TEKS HALAMAN:
******
Kamis 12 Jun 2014 10:01 WIB

Thaharah Dalam Perspektif Fikih (1)

Sebelum mendidirikan shalat, seorang Muslim harus berwudhu untuk menyucikan diri.
Foto: Reuters/Fayaz Kabli
Sebelum mendidirikan shalat, seorang Muslim harus berwudhu untuk menyucikan diri.

Oleh: Prof Dr Nasaruddin Umar

Secara fiqhiyyah, thaharah selalu berhubungan dengan wudhu, tayamum, dan mandi. Seorang yang berhadas besar diwajibkan mandi junub dengan segala ketentuannya yang secara teknis telah diuraikan di dalam banyak buku-buku fikih (Fiqh al-Thaharah).

Demikian pula masalah wudhu dan tayamum, termasuk istinja, sudah dijelaskan secara panjang lebar di dalam buku-buku paket anak-anak SD.

Yang penting diketahui dalam perspektif ini, meskipun orang sudah mandi dengan menggunakan sabun atau shampo, jika tidak secara formal mengambil air wudhu kemudian shalat, maka shalatnya batal atau tidak sah. Karena, salah satu syarat sah shalat ialah mengambil wudhu dan bersih dari hadas kecil atau besar.

Seseorang yang dalam keadaan hadas besar tidak cukup hanya dengan berwudhu, tapi harus mandi junub, yaitu mandi dengan nait mandi junub dengan cara mencuci seluruh anggota badan tanpa terkecuali.

Dalam dimensi dasar perspektif tarekat dan hakikat sebetulnya juga sama. Yang berbeda ialah pemaknaan, konsep, dan niat. Misalnya, bagaimana ulama fikih, tarekat, dan hakikat memaknai air, tanah, anggota badan yang harus dibersihkan.
******
DATA TERSEDIA:
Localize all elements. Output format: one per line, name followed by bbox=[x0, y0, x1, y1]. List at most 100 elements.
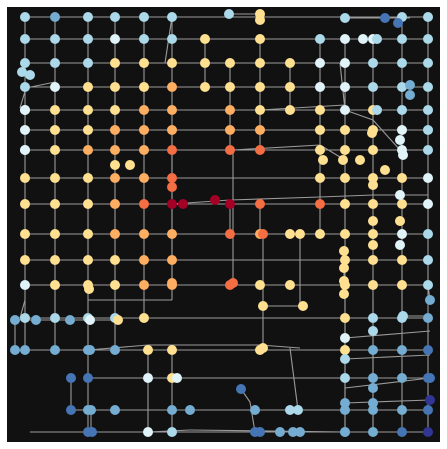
******
ISI TUGAS:
Tuliskan kembali seluruh teks tentang thaharah di atas tanpa mengubah satu huruf pun. Baris-baris di atas diambil dari sumber lain.

SOAL TERJAWAB:
Kamis 12 Jun 2014 10:01 WIB

Thaharah Dalam Perspektif Fikih (1)

Sebelum mendidirikan shalat, seorang Muslim harus berwudhu untuk menyucikan diri.
Foto: Reuters/Fayaz Kabli
Sebelum mendidirikan shalat, seorang Muslim harus berwudhu untuk menyucikan diri.

Oleh: Prof Dr Nasaruddin Umar

Secara fiqhiyyah, thaharah selalu berhubungan dengan wudhu, tayamum, dan mandi. Seorang yang berhadas besar diwajibkan mandi junub dengan segala ketentuannya yang secara teknis telah diuraikan di dalam banyak buku-buku fikih (Fiqh al-Thaharah).

Demikian pula masalah wudhu dan tayamum, termasuk istinja, sudah dijelaskan secara panjang lebar di dalam buku-buku paket anak-anak SD.

Yang penting diketahui dalam perspektif ini, meskipun orang sudah mandi dengan menggunakan sabun atau shampo, jika tidak secara formal mengambil air wudhu kemudian shalat, maka shalatnya batal atau tidak sah. Karena, salah satu syarat sah shalat ialah mengambil wudhu dan bersih dari hadas kecil atau besar.

Seseorang yang dalam keadaan hadas besar tidak cukup hanya dengan berwudhu, tapi harus mandi junub, yaitu mandi dengan nait mandi junub dengan cara mencuci seluruh anggota badan tanpa terkecuali.

Dalam dimensi dasar perspektif tarekat dan hakikat sebetulnya juga sama. Yang berbeda ialah pemaknaan, konsep, dan niat. Misalnya, bagaimana ulama fikih, tarekat, dan hakikat memaknai air, tanah, anggota badan yang harus dibersihkan.